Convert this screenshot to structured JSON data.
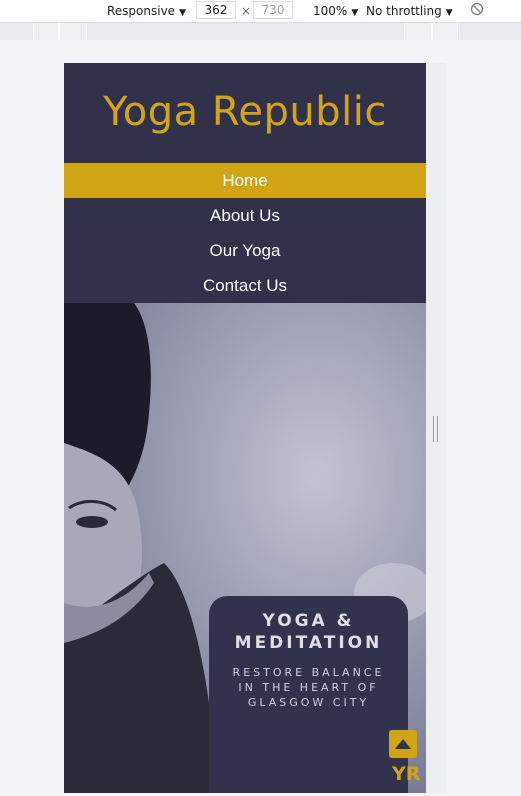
{
  "devtools": {
    "device": "Responsive",
    "width": "362",
    "times": "×",
    "height": "730",
    "zoom": "100%",
    "throttle": "No throttling"
  },
  "site": {
    "title": "Yoga Republic",
    "nav": [
      "Home",
      "About Us",
      "Our Yoga",
      "Contact Us"
    ],
    "active_nav": "Home",
    "hero_title_1": "YOGA &",
    "hero_title_2": "MEDITATION",
    "hero_subtitle": "RESTORE BALANCE IN THE HEART OF GLASGOW CITY",
    "badge": "YR"
  },
  "colors": {
    "brand_gold": "#d0a414",
    "navy": "#32314a"
  },
  "icons": {
    "back_to_top": "triangle-up-icon",
    "rotate": "no-rotate-icon"
  }
}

The problem: Pictures in the records above are left out; print everything else exactly as written.

Output:
Convert this screenshot to structured JSON data.
{
  "devtools": {
    "device": "Responsive",
    "width": "362",
    "times": "×",
    "height": "730",
    "zoom": "100%",
    "throttle": "No throttling"
  },
  "site": {
    "title": "Yoga Republic",
    "nav": [
      "Home",
      "About Us",
      "Our Yoga",
      "Contact Us"
    ],
    "active_nav": "Home",
    "hero_title_1": "YOGA &",
    "hero_title_2": "MEDITATION",
    "hero_subtitle": "RESTORE BALANCE IN THE HEART OF GLASGOW CITY",
    "badge": "YR"
  },
  "colors": {
    "brand_gold": "#d0a414",
    "navy": "#32314a"
  },
  "icons": {
    "back_to_top": "triangle-up-icon",
    "rotate": "no-rotate-icon"
  }
}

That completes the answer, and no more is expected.